Prompt -
Print the listing as it stands, omitting all images.

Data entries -
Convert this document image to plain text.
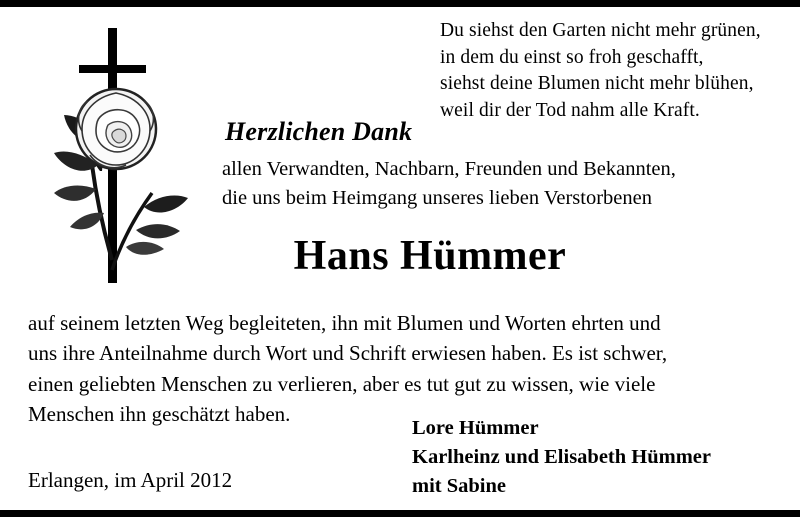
Du siehst den Garten nicht mehr grünen,
in dem du einst so froh geschafft,
siehst deine Blumen nicht mehr blühen,
weil dir der Tod nahm alle Kraft.
Herzlichen Dank
allen Verwandten, Nachbarn, Freunden und Bekannten,
die uns beim Heimgang unseres lieben Verstorbenen
Hans Hümmer
auf seinem letzten Weg begleiteten, ihn mit Blumen und Worten ehrten und
uns ihre Anteilnahme durch Wort und Schrift erwiesen haben. Es ist schwer,
einen geliebten Menschen zu verlieren, aber es tut gut zu wissen, wie viele
Menschen ihn geschätzt haben.
Lore Hümmer
Karlheinz und Elisabeth Hümmer
mit Sabine
Erlangen, im April 2012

Solution -
Convert this document image to plain text.
Du siehst den Garten nicht mehr grünen,
in dem du einst so froh geschafft,
siehst deine Blumen nicht mehr blühen,
weil dir der Tod nahm alle Kraft.
Herzlichen Dank
allen Verwandten, Nachbarn, Freunden und Bekannten,
die uns beim Heimgang unseres lieben Verstorbenen
Hans Hümmer
auf seinem letzten Weg begleiteten, ihn mit Blumen und Worten ehrten und
uns ihre Anteilnahme durch Wort und Schrift erwiesen haben. Es ist schwer,
einen geliebten Menschen zu verlieren, aber es tut gut zu wissen, wie viele
Menschen ihn geschätzt haben.
Lore Hümmer
Karlheinz und Elisabeth Hümmer
mit Sabine
Erlangen, im April 2012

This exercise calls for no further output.